*Exercise prompt*: Of the lines listed below, how many contain the string "票面利率"? Answer with the number alone.

Records from a collection
..............................
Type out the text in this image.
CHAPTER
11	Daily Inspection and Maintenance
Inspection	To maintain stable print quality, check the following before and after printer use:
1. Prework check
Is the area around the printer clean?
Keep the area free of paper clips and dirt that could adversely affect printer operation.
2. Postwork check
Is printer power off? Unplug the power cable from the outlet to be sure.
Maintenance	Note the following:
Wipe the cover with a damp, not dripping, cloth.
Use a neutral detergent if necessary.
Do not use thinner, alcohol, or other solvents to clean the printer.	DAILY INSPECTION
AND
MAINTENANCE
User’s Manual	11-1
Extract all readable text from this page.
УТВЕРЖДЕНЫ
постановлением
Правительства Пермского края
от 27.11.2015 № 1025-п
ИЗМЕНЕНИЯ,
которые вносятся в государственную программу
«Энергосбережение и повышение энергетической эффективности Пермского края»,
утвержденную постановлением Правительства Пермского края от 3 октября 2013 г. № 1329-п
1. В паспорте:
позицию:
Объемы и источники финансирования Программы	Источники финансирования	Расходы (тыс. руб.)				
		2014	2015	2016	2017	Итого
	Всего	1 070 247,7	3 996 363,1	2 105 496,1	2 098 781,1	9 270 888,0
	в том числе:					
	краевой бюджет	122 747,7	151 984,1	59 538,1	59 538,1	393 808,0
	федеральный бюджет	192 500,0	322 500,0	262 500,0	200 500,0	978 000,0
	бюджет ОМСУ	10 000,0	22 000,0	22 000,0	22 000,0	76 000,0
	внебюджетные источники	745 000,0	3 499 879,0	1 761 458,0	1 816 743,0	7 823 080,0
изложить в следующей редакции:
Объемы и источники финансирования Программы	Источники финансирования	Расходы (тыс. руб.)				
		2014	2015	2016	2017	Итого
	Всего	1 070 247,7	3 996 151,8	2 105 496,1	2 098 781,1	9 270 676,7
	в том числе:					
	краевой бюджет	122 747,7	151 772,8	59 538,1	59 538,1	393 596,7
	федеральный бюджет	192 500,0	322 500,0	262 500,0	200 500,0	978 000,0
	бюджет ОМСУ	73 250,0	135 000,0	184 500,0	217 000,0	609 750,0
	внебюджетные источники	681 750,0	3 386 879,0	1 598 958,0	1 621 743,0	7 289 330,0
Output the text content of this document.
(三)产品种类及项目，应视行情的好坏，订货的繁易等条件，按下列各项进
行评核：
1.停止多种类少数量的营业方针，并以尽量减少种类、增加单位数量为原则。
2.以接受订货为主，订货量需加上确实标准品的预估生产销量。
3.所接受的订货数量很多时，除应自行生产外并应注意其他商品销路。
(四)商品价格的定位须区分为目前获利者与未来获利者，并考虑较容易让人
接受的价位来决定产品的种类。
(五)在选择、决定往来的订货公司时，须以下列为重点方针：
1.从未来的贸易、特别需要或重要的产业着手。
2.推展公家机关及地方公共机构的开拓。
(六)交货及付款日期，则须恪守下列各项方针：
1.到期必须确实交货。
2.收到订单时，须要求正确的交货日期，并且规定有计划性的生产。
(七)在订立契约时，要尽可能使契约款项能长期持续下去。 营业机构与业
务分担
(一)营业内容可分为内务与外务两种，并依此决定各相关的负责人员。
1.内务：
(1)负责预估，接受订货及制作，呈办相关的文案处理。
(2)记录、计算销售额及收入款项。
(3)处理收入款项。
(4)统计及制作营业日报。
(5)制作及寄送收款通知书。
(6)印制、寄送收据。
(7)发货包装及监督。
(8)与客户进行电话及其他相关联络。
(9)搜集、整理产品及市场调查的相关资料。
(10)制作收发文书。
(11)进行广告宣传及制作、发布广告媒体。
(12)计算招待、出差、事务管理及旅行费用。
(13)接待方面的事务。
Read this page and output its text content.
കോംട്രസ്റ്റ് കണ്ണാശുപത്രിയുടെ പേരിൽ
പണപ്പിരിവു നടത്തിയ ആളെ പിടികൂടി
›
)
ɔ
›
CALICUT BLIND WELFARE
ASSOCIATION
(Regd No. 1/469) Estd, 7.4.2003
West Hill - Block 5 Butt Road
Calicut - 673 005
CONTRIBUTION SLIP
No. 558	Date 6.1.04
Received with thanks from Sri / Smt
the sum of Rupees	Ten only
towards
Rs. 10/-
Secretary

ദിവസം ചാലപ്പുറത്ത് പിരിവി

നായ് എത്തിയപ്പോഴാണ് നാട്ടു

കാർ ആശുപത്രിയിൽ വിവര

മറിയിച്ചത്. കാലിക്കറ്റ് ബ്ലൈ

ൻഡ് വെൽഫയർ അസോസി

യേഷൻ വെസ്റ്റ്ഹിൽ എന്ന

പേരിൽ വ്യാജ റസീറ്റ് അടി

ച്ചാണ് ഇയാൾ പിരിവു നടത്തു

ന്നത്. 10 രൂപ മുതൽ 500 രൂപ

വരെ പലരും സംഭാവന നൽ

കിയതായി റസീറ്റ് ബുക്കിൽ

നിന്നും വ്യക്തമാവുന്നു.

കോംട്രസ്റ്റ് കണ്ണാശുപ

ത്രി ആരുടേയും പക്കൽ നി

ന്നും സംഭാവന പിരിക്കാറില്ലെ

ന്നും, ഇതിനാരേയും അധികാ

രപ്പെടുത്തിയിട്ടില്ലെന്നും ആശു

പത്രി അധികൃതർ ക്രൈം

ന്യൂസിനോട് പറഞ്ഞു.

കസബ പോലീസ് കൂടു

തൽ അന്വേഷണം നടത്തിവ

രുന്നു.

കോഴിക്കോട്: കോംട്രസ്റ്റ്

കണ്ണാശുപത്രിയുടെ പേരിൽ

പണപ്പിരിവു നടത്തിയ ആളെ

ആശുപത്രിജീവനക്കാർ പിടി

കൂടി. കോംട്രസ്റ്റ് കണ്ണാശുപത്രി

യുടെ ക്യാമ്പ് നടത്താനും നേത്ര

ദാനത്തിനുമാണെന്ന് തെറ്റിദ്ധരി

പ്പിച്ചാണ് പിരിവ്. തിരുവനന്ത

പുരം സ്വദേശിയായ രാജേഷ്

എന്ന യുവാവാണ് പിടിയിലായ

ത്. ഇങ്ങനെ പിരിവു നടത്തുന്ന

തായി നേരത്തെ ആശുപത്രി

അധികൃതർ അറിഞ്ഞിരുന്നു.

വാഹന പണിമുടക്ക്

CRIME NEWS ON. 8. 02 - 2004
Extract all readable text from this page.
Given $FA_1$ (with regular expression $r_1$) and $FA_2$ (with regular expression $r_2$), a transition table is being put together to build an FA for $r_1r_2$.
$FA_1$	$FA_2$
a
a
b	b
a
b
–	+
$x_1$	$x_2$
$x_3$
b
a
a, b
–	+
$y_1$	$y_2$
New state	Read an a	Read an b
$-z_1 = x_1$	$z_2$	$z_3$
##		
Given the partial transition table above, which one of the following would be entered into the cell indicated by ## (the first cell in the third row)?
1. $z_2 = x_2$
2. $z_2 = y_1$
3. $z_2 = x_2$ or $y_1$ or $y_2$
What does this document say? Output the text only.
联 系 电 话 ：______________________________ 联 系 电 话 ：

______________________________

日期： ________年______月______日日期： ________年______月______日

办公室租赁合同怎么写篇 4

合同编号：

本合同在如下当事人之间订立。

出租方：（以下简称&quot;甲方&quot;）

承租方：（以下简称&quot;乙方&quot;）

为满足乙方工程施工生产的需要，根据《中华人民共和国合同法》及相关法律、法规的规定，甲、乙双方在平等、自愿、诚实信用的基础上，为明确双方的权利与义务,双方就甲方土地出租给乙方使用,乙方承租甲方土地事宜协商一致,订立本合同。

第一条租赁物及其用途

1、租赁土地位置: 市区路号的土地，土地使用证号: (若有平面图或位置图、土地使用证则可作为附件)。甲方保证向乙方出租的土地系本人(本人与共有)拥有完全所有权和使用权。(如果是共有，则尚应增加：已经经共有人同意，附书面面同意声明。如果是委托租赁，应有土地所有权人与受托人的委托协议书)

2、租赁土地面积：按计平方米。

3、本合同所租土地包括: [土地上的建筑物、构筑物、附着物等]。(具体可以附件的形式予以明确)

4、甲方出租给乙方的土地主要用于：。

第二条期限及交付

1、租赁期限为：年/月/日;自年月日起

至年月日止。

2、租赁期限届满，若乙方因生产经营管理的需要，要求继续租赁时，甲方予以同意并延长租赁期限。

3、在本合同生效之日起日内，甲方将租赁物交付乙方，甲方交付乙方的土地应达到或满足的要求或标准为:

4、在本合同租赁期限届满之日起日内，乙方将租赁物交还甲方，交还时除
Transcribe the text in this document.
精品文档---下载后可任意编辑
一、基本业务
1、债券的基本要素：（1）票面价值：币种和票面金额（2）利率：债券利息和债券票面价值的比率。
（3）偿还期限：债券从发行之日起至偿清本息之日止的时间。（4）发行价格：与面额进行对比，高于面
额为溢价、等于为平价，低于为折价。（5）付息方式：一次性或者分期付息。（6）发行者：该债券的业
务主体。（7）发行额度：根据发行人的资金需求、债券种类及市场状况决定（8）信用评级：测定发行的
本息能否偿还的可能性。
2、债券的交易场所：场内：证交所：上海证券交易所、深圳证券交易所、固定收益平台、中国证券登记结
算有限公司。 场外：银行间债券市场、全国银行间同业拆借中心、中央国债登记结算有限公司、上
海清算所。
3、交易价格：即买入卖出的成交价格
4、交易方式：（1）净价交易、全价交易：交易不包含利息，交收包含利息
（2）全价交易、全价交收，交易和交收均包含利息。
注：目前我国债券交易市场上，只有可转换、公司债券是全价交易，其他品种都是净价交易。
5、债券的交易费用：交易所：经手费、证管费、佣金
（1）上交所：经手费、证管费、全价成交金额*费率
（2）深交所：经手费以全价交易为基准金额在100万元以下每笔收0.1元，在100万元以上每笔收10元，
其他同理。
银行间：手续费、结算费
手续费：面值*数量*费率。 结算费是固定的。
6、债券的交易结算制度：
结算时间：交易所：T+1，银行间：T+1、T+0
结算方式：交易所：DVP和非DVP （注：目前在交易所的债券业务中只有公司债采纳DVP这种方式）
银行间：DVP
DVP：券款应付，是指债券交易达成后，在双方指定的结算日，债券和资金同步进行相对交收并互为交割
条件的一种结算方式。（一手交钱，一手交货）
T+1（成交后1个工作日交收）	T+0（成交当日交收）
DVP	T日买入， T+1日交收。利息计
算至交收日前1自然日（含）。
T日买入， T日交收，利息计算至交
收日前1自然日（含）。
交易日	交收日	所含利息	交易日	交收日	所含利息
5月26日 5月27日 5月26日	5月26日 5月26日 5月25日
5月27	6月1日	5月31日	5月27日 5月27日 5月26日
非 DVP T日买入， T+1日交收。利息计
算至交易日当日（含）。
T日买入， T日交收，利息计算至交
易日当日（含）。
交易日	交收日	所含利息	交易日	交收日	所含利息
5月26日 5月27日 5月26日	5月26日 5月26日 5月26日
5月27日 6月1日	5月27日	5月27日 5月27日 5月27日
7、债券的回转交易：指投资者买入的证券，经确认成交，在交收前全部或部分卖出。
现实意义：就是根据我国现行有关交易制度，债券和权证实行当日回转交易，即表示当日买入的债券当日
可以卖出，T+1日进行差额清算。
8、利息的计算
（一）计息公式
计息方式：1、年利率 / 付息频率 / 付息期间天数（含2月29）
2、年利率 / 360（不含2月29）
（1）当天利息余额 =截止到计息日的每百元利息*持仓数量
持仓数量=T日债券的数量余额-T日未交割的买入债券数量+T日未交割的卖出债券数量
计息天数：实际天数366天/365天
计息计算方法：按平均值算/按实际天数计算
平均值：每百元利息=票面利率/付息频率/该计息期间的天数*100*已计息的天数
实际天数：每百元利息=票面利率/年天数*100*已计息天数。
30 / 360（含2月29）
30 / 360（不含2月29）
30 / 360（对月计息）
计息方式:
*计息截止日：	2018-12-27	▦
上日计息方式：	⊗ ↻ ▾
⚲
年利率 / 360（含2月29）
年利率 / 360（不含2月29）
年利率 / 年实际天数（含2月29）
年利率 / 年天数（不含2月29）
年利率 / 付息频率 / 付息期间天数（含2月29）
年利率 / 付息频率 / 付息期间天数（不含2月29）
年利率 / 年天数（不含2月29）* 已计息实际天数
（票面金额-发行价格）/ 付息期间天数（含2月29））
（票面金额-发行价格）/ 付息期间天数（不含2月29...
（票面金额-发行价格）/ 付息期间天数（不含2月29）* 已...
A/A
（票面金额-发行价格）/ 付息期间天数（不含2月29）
..............................
*Answer below*: 2